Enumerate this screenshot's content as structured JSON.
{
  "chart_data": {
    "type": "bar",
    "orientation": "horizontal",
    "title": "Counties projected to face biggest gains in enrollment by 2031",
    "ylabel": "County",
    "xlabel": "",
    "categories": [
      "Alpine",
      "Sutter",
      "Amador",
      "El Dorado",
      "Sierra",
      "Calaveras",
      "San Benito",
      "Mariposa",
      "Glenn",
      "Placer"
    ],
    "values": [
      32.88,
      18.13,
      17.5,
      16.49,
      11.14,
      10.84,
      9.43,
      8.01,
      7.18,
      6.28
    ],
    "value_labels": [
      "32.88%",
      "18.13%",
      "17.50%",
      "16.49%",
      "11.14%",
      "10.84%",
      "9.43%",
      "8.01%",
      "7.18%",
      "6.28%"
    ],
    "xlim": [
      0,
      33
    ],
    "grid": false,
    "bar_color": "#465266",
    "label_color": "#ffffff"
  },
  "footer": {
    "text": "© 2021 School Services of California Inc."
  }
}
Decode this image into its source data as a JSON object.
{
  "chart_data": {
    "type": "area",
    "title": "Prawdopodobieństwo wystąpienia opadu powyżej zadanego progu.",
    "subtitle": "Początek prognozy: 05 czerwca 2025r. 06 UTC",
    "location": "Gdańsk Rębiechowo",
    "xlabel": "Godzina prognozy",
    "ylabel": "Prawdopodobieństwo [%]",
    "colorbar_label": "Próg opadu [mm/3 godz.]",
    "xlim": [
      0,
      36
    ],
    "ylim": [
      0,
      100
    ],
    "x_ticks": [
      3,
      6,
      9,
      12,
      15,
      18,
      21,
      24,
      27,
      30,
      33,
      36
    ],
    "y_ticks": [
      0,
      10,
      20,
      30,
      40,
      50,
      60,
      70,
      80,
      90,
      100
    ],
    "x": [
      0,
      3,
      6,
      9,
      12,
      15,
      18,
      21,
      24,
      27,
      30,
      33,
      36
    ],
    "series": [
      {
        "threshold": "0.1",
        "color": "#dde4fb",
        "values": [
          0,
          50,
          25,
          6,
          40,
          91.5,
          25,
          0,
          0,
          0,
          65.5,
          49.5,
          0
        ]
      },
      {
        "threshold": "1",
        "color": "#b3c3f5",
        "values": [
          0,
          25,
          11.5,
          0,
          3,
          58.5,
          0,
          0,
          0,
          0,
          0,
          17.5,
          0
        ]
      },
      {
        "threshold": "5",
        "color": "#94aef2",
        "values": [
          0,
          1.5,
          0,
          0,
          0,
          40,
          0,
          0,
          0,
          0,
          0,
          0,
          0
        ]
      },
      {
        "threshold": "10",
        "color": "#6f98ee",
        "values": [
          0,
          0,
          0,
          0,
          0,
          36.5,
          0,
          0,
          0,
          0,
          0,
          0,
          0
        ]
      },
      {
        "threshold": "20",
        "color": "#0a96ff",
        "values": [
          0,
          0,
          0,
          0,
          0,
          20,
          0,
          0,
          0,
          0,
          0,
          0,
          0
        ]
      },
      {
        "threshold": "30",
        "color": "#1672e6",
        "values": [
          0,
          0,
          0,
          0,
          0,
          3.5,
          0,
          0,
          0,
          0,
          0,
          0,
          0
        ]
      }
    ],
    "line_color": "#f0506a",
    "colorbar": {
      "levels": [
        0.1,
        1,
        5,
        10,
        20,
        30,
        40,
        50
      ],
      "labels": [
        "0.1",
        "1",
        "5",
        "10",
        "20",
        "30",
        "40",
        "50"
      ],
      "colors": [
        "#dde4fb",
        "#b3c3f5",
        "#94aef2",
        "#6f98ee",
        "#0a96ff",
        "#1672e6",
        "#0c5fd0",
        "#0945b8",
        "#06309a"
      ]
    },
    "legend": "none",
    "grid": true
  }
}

# # # # # # #

Look through the entries above; copy each line where the string "JSON" appears.

WORKED SOLUTION
Enumerate this screenshot's content as structured JSON.
Decode this image into its source data as a JSON object.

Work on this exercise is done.